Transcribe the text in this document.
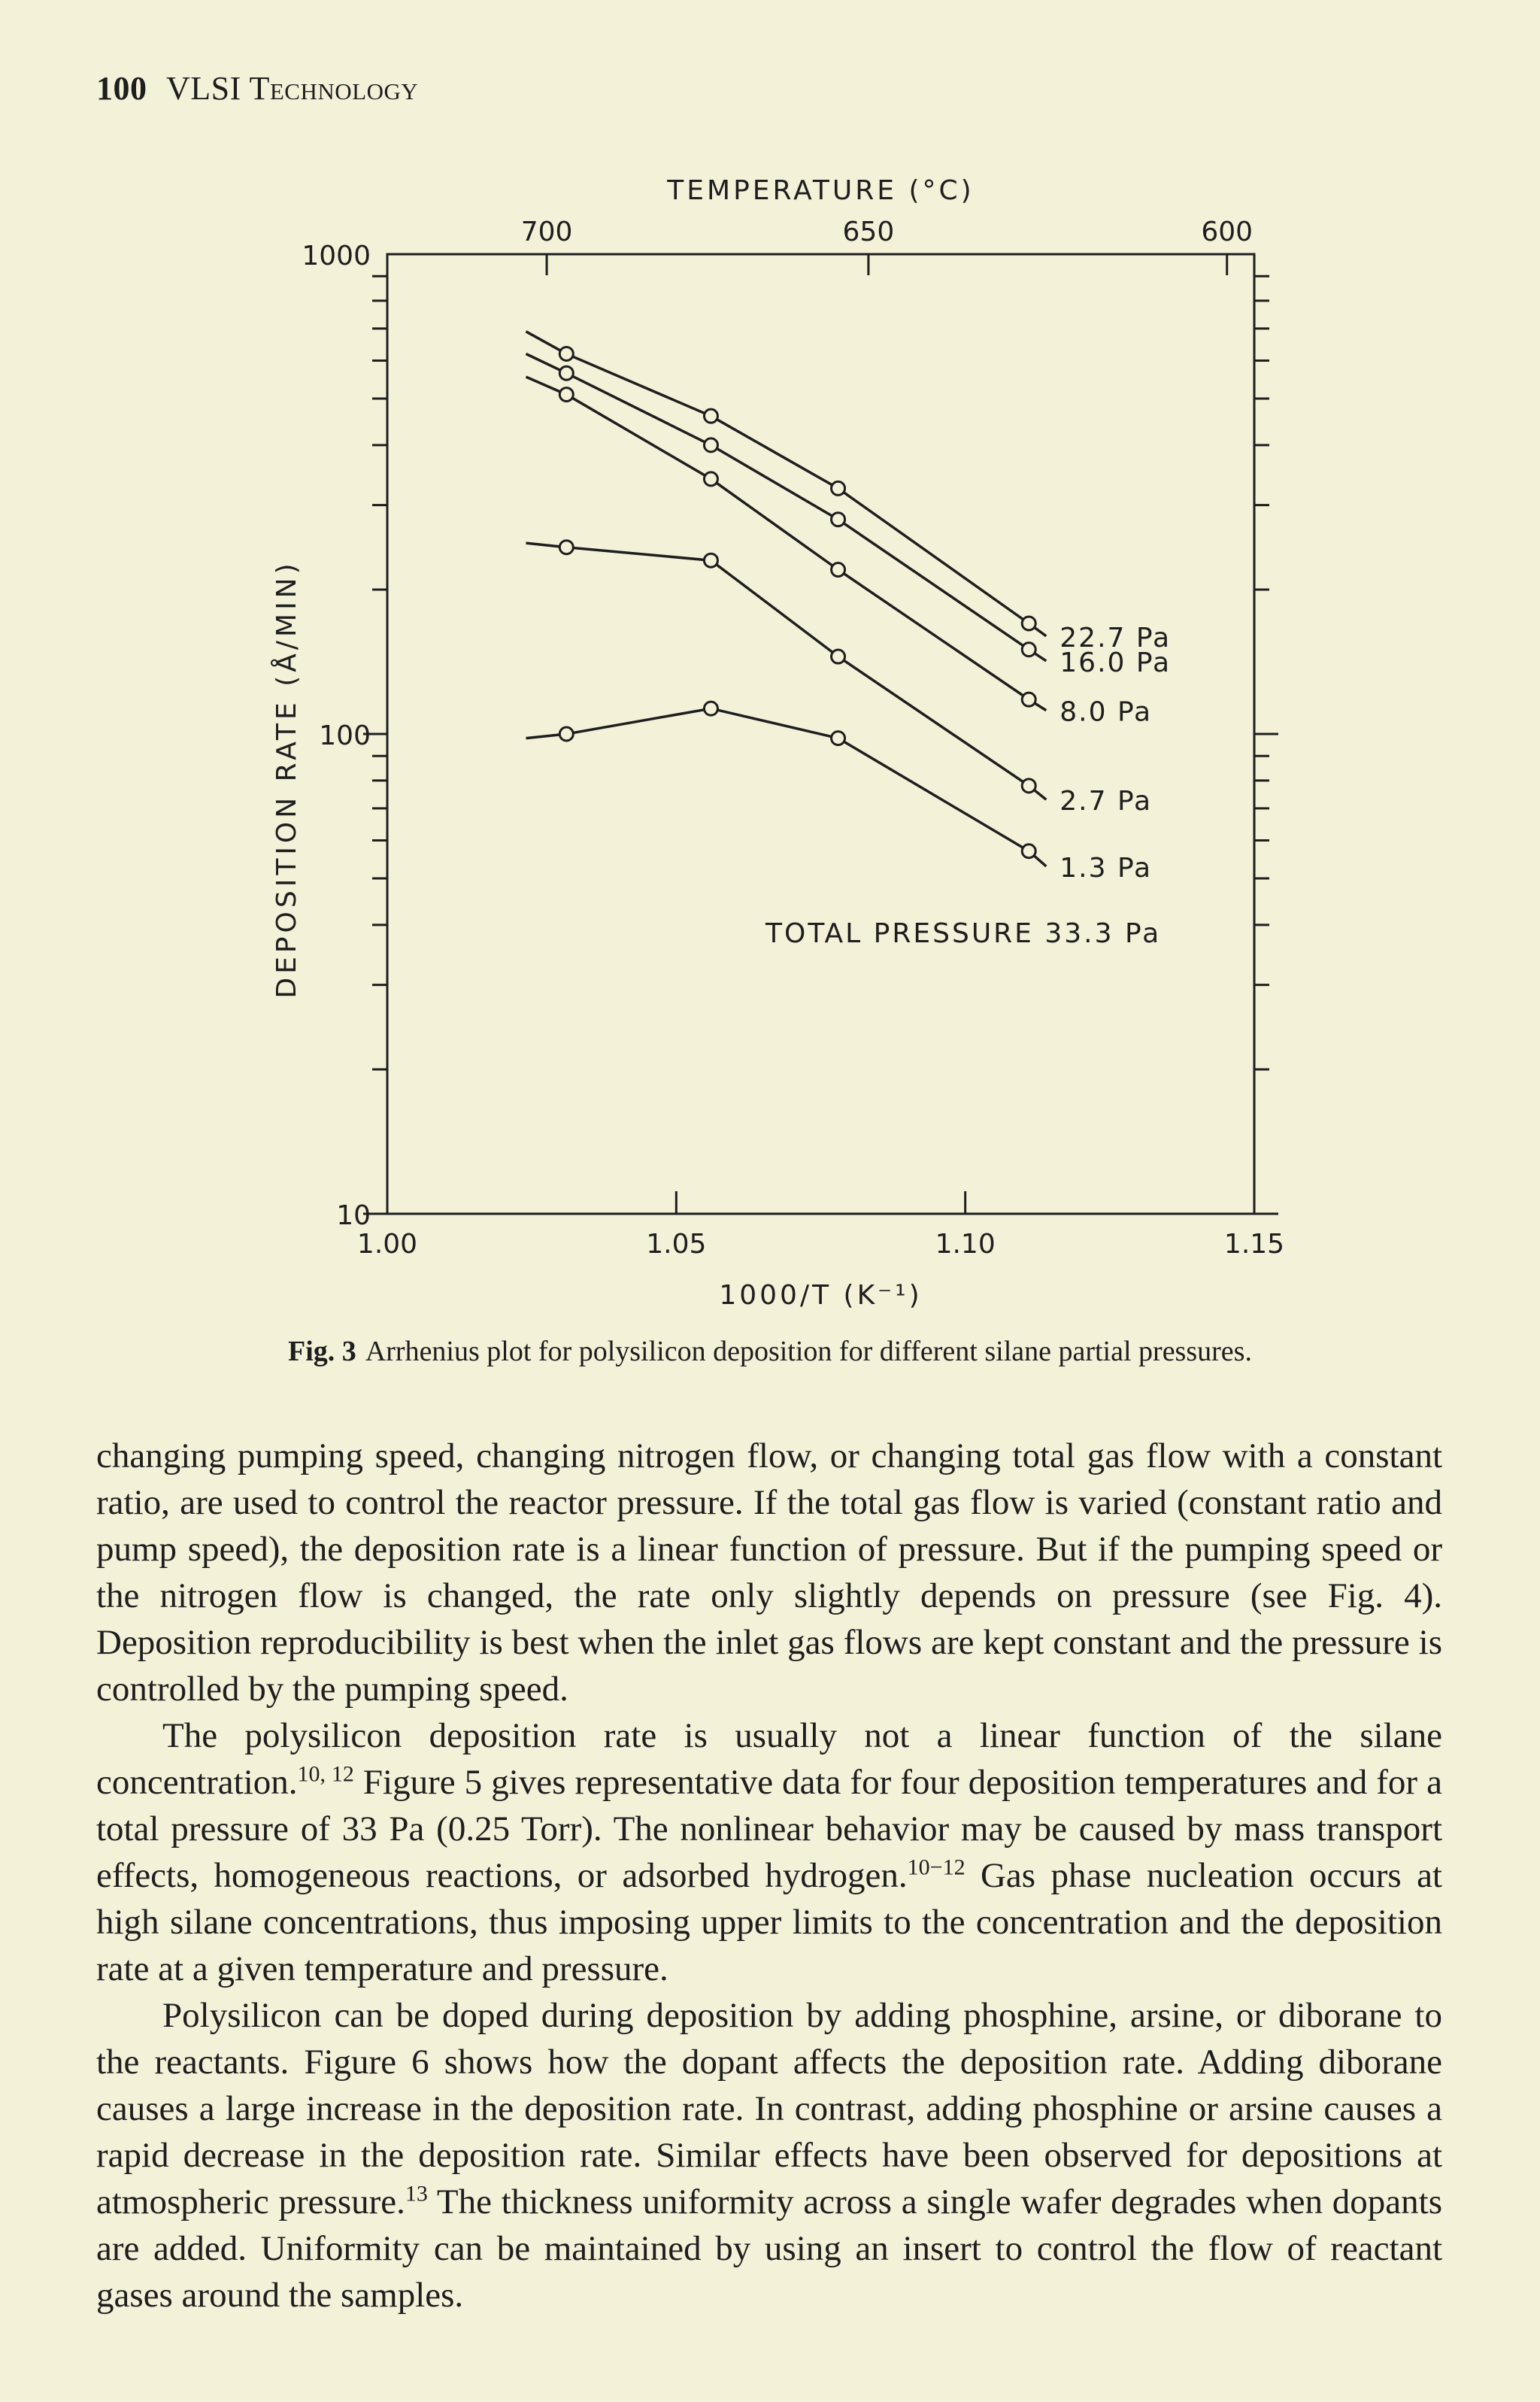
100 VLSI Technology
10
100
1000
1.00	1.05	1.10	1.15
700	650	600
1000/T (K⁻¹)
TEMPERATURE (°C)
DEPOSITION RATE (Å/MIN)	22.7 Pa
16.0 Pa
8.0 Pa
2.7 Pa
1.3 Pa
TOTAL PRESSURE 33.3 Pa
Fig. 3 Arrhenius plot for polysilicon deposition for different silane partial pressures.

changing pumping speed, changing nitrogen flow, or changing total gas flow with a constant ratio, are used to control the reactor pressure. If the total gas flow is varied (constant ratio and pump speed), the deposition rate is a linear function of pressure. But if the pumping speed or the nitrogen flow is changed, the rate only slightly depends on pressure (see Fig. 4). Deposition reproducibility is best when the inlet gas flows are kept constant and the pressure is controlled by the pumping speed.

The polysilicon deposition rate is usually not a linear function of the silane concentration.$^{10, 12}$ Figure 5 gives representative data for four deposition temperatures and for a total pressure of 33 Pa (0.25 Torr). The nonlinear behavior may be caused by mass transport effects, homogeneous reactions, or adsorbed hydrogen.$^{10-12}$ Gas phase nucleation occurs at high silane concentrations, thus imposing upper limits to the concentration and the deposition rate at a given temperature and pressure.

Polysilicon can be doped during deposition by adding phosphine, arsine, or diborane to the reactants. Figure 6 shows how the dopant affects the deposition rate. Adding diborane causes a large increase in the deposition rate. In contrast, adding phosphine or arsine causes a rapid decrease in the deposition rate. Similar effects have been observed for depositions at atmospheric pressure.$^{13}$ The thickness uniformity across a single wafer degrades when dopants are added. Uniformity can be maintained by using an insert to control the flow of reactant gases around the samples.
○ ○ ○ ○ ○ ○ ○
● AIM OF THE TASK: Copy out the entries verbatim and leave the images out.

● ANSWER TO THIS TASK:
Transcribe the text in this document.
100 VLSI Technology
10
100
1000
1.00	1.05	1.10	1.15
700	650	600
1000/T (K⁻¹)
TEMPERATURE (°C)
DEPOSITION RATE (Å/MIN)	22.7 Pa
16.0 Pa
8.0 Pa
2.7 Pa
1.3 Pa
TOTAL PRESSURE 33.3 Pa
Fig. 3 Arrhenius plot for polysilicon deposition for different silane partial pressures.

changing pumping speed, changing nitrogen flow, or changing total gas flow with a constant ratio, are used to control the reactor pressure. If the total gas flow is varied (constant ratio and pump speed), the deposition rate is a linear function of pressure. But if the pumping speed or the nitrogen flow is changed, the rate only slightly depends on pressure (see Fig. 4). Deposition reproducibility is best when the inlet gas flows are kept constant and the pressure is controlled by the pumping speed.

The polysilicon deposition rate is usually not a linear function of the silane concentration.$^{10, 12}$ Figure 5 gives representative data for four deposition temperatures and for a total pressure of 33 Pa (0.25 Torr). The nonlinear behavior may be caused by mass transport effects, homogeneous reactions, or adsorbed hydrogen.$^{10-12}$ Gas phase nucleation occurs at high silane concentrations, thus imposing upper limits to the concentration and the deposition rate at a given temperature and pressure.

Polysilicon can be doped during deposition by adding phosphine, arsine, or diborane to the reactants. Figure 6 shows how the dopant affects the deposition rate. Adding diborane causes a large increase in the deposition rate. In contrast, adding phosphine or arsine causes a rapid decrease in the deposition rate. Similar effects have been observed for depositions at atmospheric pressure.$^{13}$ The thickness uniformity across a single wafer degrades when dopants are added. Uniformity can be maintained by using an insert to control the flow of reactant gases around the samples.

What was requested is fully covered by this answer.